Figure dataset records
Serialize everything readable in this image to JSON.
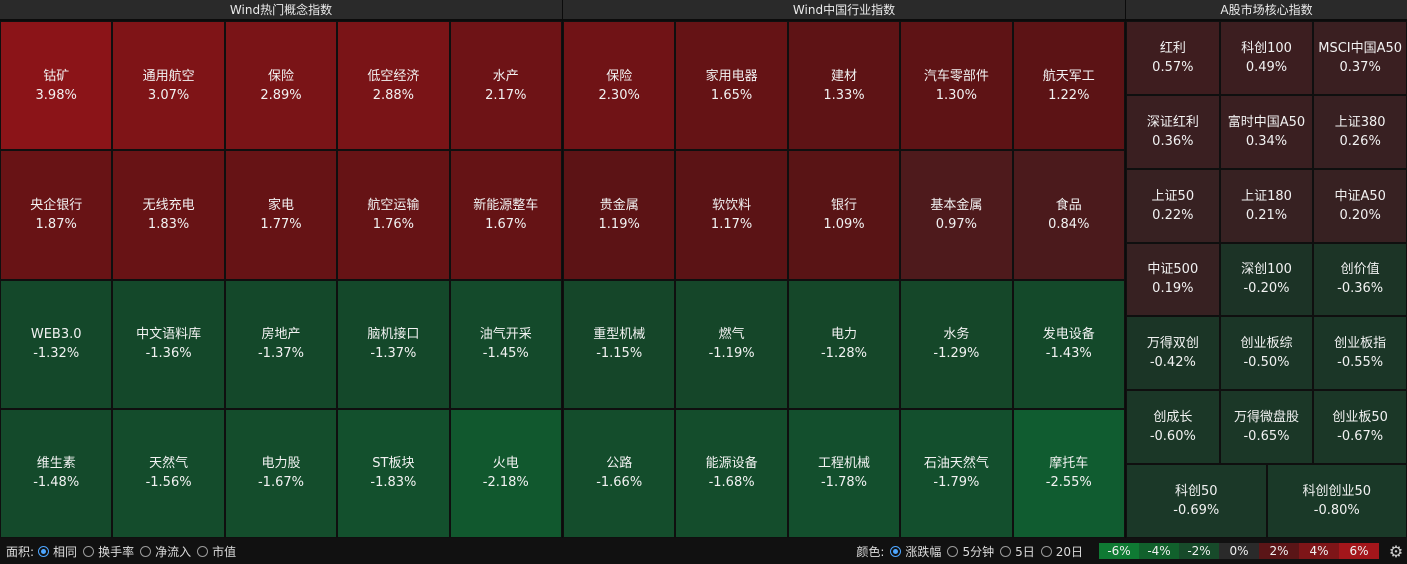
{
  "panels": {
    "concepts": {
      "title": "Wind热门概念指数",
      "rows": [
        [
          {
            "name": "钴矿",
            "pct": "3.98%",
            "color": "#8b1418"
          },
          {
            "name": "通用航空",
            "pct": "3.07%",
            "color": "#7f1417"
          },
          {
            "name": "保险",
            "pct": "2.89%",
            "color": "#7a1417"
          },
          {
            "name": "低空经济",
            "pct": "2.88%",
            "color": "#7a1417"
          },
          {
            "name": "水产",
            "pct": "2.17%",
            "color": "#6e1316"
          }
        ],
        [
          {
            "name": "央企银行",
            "pct": "1.87%",
            "color": "#681315"
          },
          {
            "name": "无线充电",
            "pct": "1.83%",
            "color": "#681315"
          },
          {
            "name": "家电",
            "pct": "1.77%",
            "color": "#661315"
          },
          {
            "name": "航空运输",
            "pct": "1.76%",
            "color": "#661315"
          },
          {
            "name": "新能源整车",
            "pct": "1.67%",
            "color": "#651315"
          }
        ],
        [
          {
            "name": "WEB3.0",
            "pct": "-1.32%",
            "color": "#14482a"
          },
          {
            "name": "中文语料库",
            "pct": "-1.36%",
            "color": "#14482a"
          },
          {
            "name": "房地产",
            "pct": "-1.37%",
            "color": "#14482a"
          },
          {
            "name": "脑机接口",
            "pct": "-1.37%",
            "color": "#14482a"
          },
          {
            "name": "油气开采",
            "pct": "-1.45%",
            "color": "#144a2b"
          }
        ],
        [
          {
            "name": "维生素",
            "pct": "-1.48%",
            "color": "#144a2b"
          },
          {
            "name": "天然气",
            "pct": "-1.56%",
            "color": "#144c2c"
          },
          {
            "name": "电力股",
            "pct": "-1.67%",
            "color": "#144d2c"
          },
          {
            "name": "ST板块",
            "pct": "-1.83%",
            "color": "#13502d"
          },
          {
            "name": "火电",
            "pct": "-2.18%",
            "color": "#11582e"
          }
        ]
      ]
    },
    "industry": {
      "title": "Wind中国行业指数",
      "rows": [
        [
          {
            "name": "保险",
            "pct": "2.30%",
            "color": "#701316"
          },
          {
            "name": "家用电器",
            "pct": "1.65%",
            "color": "#651315"
          },
          {
            "name": "建材",
            "pct": "1.33%",
            "color": "#5e1315"
          },
          {
            "name": "汽车零部件",
            "pct": "1.30%",
            "color": "#5e1315"
          },
          {
            "name": "航天军工",
            "pct": "1.22%",
            "color": "#5c1315"
          }
        ],
        [
          {
            "name": "贵金属",
            "pct": "1.19%",
            "color": "#5c1315"
          },
          {
            "name": "软饮料",
            "pct": "1.17%",
            "color": "#5b1315"
          },
          {
            "name": "银行",
            "pct": "1.09%",
            "color": "#591415"
          },
          {
            "name": "基本金属",
            "pct": "0.97%",
            "color": "#4e1a1c"
          },
          {
            "name": "食品",
            "pct": "0.84%",
            "color": "#4b1a1c"
          }
        ],
        [
          {
            "name": "重型机械",
            "pct": "-1.15%",
            "color": "#154629"
          },
          {
            "name": "燃气",
            "pct": "-1.19%",
            "color": "#154629"
          },
          {
            "name": "电力",
            "pct": "-1.28%",
            "color": "#154729"
          },
          {
            "name": "水务",
            "pct": "-1.29%",
            "color": "#154729"
          },
          {
            "name": "发电设备",
            "pct": "-1.43%",
            "color": "#14492a"
          }
        ],
        [
          {
            "name": "公路",
            "pct": "-1.66%",
            "color": "#144d2c"
          },
          {
            "name": "能源设备",
            "pct": "-1.68%",
            "color": "#144d2c"
          },
          {
            "name": "工程机械",
            "pct": "-1.78%",
            "color": "#134f2d"
          },
          {
            "name": "石油天然气",
            "pct": "-1.79%",
            "color": "#134f2d"
          },
          {
            "name": "摩托车",
            "pct": "-2.55%",
            "color": "#105c30"
          }
        ]
      ]
    },
    "core": {
      "title": "A股市场核心指数",
      "rows": [
        [
          {
            "name": "红利",
            "pct": "0.57%",
            "color": "#3e1d1f"
          },
          {
            "name": "科创100",
            "pct": "0.49%",
            "color": "#3c1e20"
          },
          {
            "name": "MSCI中国A50",
            "pct": "0.37%",
            "color": "#3a1f21"
          }
        ],
        [
          {
            "name": "深证红利",
            "pct": "0.36%",
            "color": "#3a1f21"
          },
          {
            "name": "富时中国A50",
            "pct": "0.34%",
            "color": "#3a1f21"
          },
          {
            "name": "上证380",
            "pct": "0.26%",
            "color": "#382022"
          }
        ],
        [
          {
            "name": "上证50",
            "pct": "0.22%",
            "color": "#372122"
          },
          {
            "name": "上证180",
            "pct": "0.21%",
            "color": "#372122"
          },
          {
            "name": "中证A50",
            "pct": "0.20%",
            "color": "#372122"
          }
        ],
        [
          {
            "name": "中证500",
            "pct": "0.19%",
            "color": "#372122"
          },
          {
            "name": "深创100",
            "pct": "-0.20%",
            "color": "#1c3326"
          },
          {
            "name": "创价值",
            "pct": "-0.36%",
            "color": "#1c3426"
          }
        ],
        [
          {
            "name": "万得双创",
            "pct": "-0.42%",
            "color": "#1b3526"
          },
          {
            "name": "创业板综",
            "pct": "-0.50%",
            "color": "#1b3627"
          },
          {
            "name": "创业板指",
            "pct": "-0.55%",
            "color": "#1b3627"
          }
        ],
        [
          {
            "name": "创成长",
            "pct": "-0.60%",
            "color": "#1b3727"
          },
          {
            "name": "万得微盘股",
            "pct": "-0.65%",
            "color": "#1b3727"
          },
          {
            "name": "创业板50",
            "pct": "-0.67%",
            "color": "#1b3727"
          }
        ],
        [
          {
            "name": "科创50",
            "pct": "-0.69%",
            "color": "#1b3828"
          },
          {
            "name": "科创创业50",
            "pct": "-0.80%",
            "color": "#1a3928"
          }
        ]
      ]
    }
  },
  "bottom": {
    "area_label": "面积:",
    "area_options": [
      {
        "label": "相同",
        "selected": true
      },
      {
        "label": "换手率",
        "selected": false
      },
      {
        "label": "净流入",
        "selected": false
      },
      {
        "label": "市值",
        "selected": false
      }
    ],
    "color_label": "颜色:",
    "color_options": [
      {
        "label": "涨跌幅",
        "selected": true
      },
      {
        "label": "5分钟",
        "selected": false
      },
      {
        "label": "5日",
        "selected": false
      },
      {
        "label": "20日",
        "selected": false
      }
    ],
    "legend": [
      {
        "label": "-6%",
        "color": "#0f7a33"
      },
      {
        "label": "-4%",
        "color": "#11612c"
      },
      {
        "label": "-2%",
        "color": "#174a2a"
      },
      {
        "label": "0%",
        "color": "#2a2a2a"
      },
      {
        "label": "2%",
        "color": "#5a1517"
      },
      {
        "label": "4%",
        "color": "#7e1518"
      },
      {
        "label": "6%",
        "color": "#a3161b"
      }
    ],
    "settings_icon": "gear-icon"
  }
}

*PROBLEM TO WORK ON*. Leave out the pictures and output the rest of the material exactly as written.

*TASK OUTPUT*.
Serialize everything readable in this image to JSON.
{
  "panels": {
    "concepts": {
      "title": "Wind热门概念指数",
      "rows": [
        [
          {
            "name": "钴矿",
            "pct": "3.98%",
            "color": "#8b1418"
          },
          {
            "name": "通用航空",
            "pct": "3.07%",
            "color": "#7f1417"
          },
          {
            "name": "保险",
            "pct": "2.89%",
            "color": "#7a1417"
          },
          {
            "name": "低空经济",
            "pct": "2.88%",
            "color": "#7a1417"
          },
          {
            "name": "水产",
            "pct": "2.17%",
            "color": "#6e1316"
          }
        ],
        [
          {
            "name": "央企银行",
            "pct": "1.87%",
            "color": "#681315"
          },
          {
            "name": "无线充电",
            "pct": "1.83%",
            "color": "#681315"
          },
          {
            "name": "家电",
            "pct": "1.77%",
            "color": "#661315"
          },
          {
            "name": "航空运输",
            "pct": "1.76%",
            "color": "#661315"
          },
          {
            "name": "新能源整车",
            "pct": "1.67%",
            "color": "#651315"
          }
        ],
        [
          {
            "name": "WEB3.0",
            "pct": "-1.32%",
            "color": "#14482a"
          },
          {
            "name": "中文语料库",
            "pct": "-1.36%",
            "color": "#14482a"
          },
          {
            "name": "房地产",
            "pct": "-1.37%",
            "color": "#14482a"
          },
          {
            "name": "脑机接口",
            "pct": "-1.37%",
            "color": "#14482a"
          },
          {
            "name": "油气开采",
            "pct": "-1.45%",
            "color": "#144a2b"
          }
        ],
        [
          {
            "name": "维生素",
            "pct": "-1.48%",
            "color": "#144a2b"
          },
          {
            "name": "天然气",
            "pct": "-1.56%",
            "color": "#144c2c"
          },
          {
            "name": "电力股",
            "pct": "-1.67%",
            "color": "#144d2c"
          },
          {
            "name": "ST板块",
            "pct": "-1.83%",
            "color": "#13502d"
          },
          {
            "name": "火电",
            "pct": "-2.18%",
            "color": "#11582e"
          }
        ]
      ]
    },
    "industry": {
      "title": "Wind中国行业指数",
      "rows": [
        [
          {
            "name": "保险",
            "pct": "2.30%",
            "color": "#701316"
          },
          {
            "name": "家用电器",
            "pct": "1.65%",
            "color": "#651315"
          },
          {
            "name": "建材",
            "pct": "1.33%",
            "color": "#5e1315"
          },
          {
            "name": "汽车零部件",
            "pct": "1.30%",
            "color": "#5e1315"
          },
          {
            "name": "航天军工",
            "pct": "1.22%",
            "color": "#5c1315"
          }
        ],
        [
          {
            "name": "贵金属",
            "pct": "1.19%",
            "color": "#5c1315"
          },
          {
            "name": "软饮料",
            "pct": "1.17%",
            "color": "#5b1315"
          },
          {
            "name": "银行",
            "pct": "1.09%",
            "color": "#591415"
          },
          {
            "name": "基本金属",
            "pct": "0.97%",
            "color": "#4e1a1c"
          },
          {
            "name": "食品",
            "pct": "0.84%",
            "color": "#4b1a1c"
          }
        ],
        [
          {
            "name": "重型机械",
            "pct": "-1.15%",
            "color": "#154629"
          },
          {
            "name": "燃气",
            "pct": "-1.19%",
            "color": "#154629"
          },
          {
            "name": "电力",
            "pct": "-1.28%",
            "color": "#154729"
          },
          {
            "name": "水务",
            "pct": "-1.29%",
            "color": "#154729"
          },
          {
            "name": "发电设备",
            "pct": "-1.43%",
            "color": "#14492a"
          }
        ],
        [
          {
            "name": "公路",
            "pct": "-1.66%",
            "color": "#144d2c"
          },
          {
            "name": "能源设备",
            "pct": "-1.68%",
            "color": "#144d2c"
          },
          {
            "name": "工程机械",
            "pct": "-1.78%",
            "color": "#134f2d"
          },
          {
            "name": "石油天然气",
            "pct": "-1.79%",
            "color": "#134f2d"
          },
          {
            "name": "摩托车",
            "pct": "-2.55%",
            "color": "#105c30"
          }
        ]
      ]
    },
    "core": {
      "title": "A股市场核心指数",
      "rows": [
        [
          {
            "name": "红利",
            "pct": "0.57%",
            "color": "#3e1d1f"
          },
          {
            "name": "科创100",
            "pct": "0.49%",
            "color": "#3c1e20"
          },
          {
            "name": "MSCI中国A50",
            "pct": "0.37%",
            "color": "#3a1f21"
          }
        ],
        [
          {
            "name": "深证红利",
            "pct": "0.36%",
            "color": "#3a1f21"
          },
          {
            "name": "富时中国A50",
            "pct": "0.34%",
            "color": "#3a1f21"
          },
          {
            "name": "上证380",
            "pct": "0.26%",
            "color": "#382022"
          }
        ],
        [
          {
            "name": "上证50",
            "pct": "0.22%",
            "color": "#372122"
          },
          {
            "name": "上证180",
            "pct": "0.21%",
            "color": "#372122"
          },
          {
            "name": "中证A50",
            "pct": "0.20%",
            "color": "#372122"
          }
        ],
        [
          {
            "name": "中证500",
            "pct": "0.19%",
            "color": "#372122"
          },
          {
            "name": "深创100",
            "pct": "-0.20%",
            "color": "#1c3326"
          },
          {
            "name": "创价值",
            "pct": "-0.36%",
            "color": "#1c3426"
          }
        ],
        [
          {
            "name": "万得双创",
            "pct": "-0.42%",
            "color": "#1b3526"
          },
          {
            "name": "创业板综",
            "pct": "-0.50%",
            "color": "#1b3627"
          },
          {
            "name": "创业板指",
            "pct": "-0.55%",
            "color": "#1b3627"
          }
        ],
        [
          {
            "name": "创成长",
            "pct": "-0.60%",
            "color": "#1b3727"
          },
          {
            "name": "万得微盘股",
            "pct": "-0.65%",
            "color": "#1b3727"
          },
          {
            "name": "创业板50",
            "pct": "-0.67%",
            "color": "#1b3727"
          }
        ],
        [
          {
            "name": "科创50",
            "pct": "-0.69%",
            "color": "#1b3828"
          },
          {
            "name": "科创创业50",
            "pct": "-0.80%",
            "color": "#1a3928"
          }
        ]
      ]
    }
  },
  "bottom": {
    "area_label": "面积:",
    "area_options": [
      {
        "label": "相同",
        "selected": true
      },
      {
        "label": "换手率",
        "selected": false
      },
      {
        "label": "净流入",
        "selected": false
      },
      {
        "label": "市值",
        "selected": false
      }
    ],
    "color_label": "颜色:",
    "color_options": [
      {
        "label": "涨跌幅",
        "selected": true
      },
      {
        "label": "5分钟",
        "selected": false
      },
      {
        "label": "5日",
        "selected": false
      },
      {
        "label": "20日",
        "selected": false
      }
    ],
    "legend": [
      {
        "label": "-6%",
        "color": "#0f7a33"
      },
      {
        "label": "-4%",
        "color": "#11612c"
      },
      {
        "label": "-2%",
        "color": "#174a2a"
      },
      {
        "label": "0%",
        "color": "#2a2a2a"
      },
      {
        "label": "2%",
        "color": "#5a1517"
      },
      {
        "label": "4%",
        "color": "#7e1518"
      },
      {
        "label": "6%",
        "color": "#a3161b"
      }
    ],
    "settings_icon": "gear-icon"
  }
}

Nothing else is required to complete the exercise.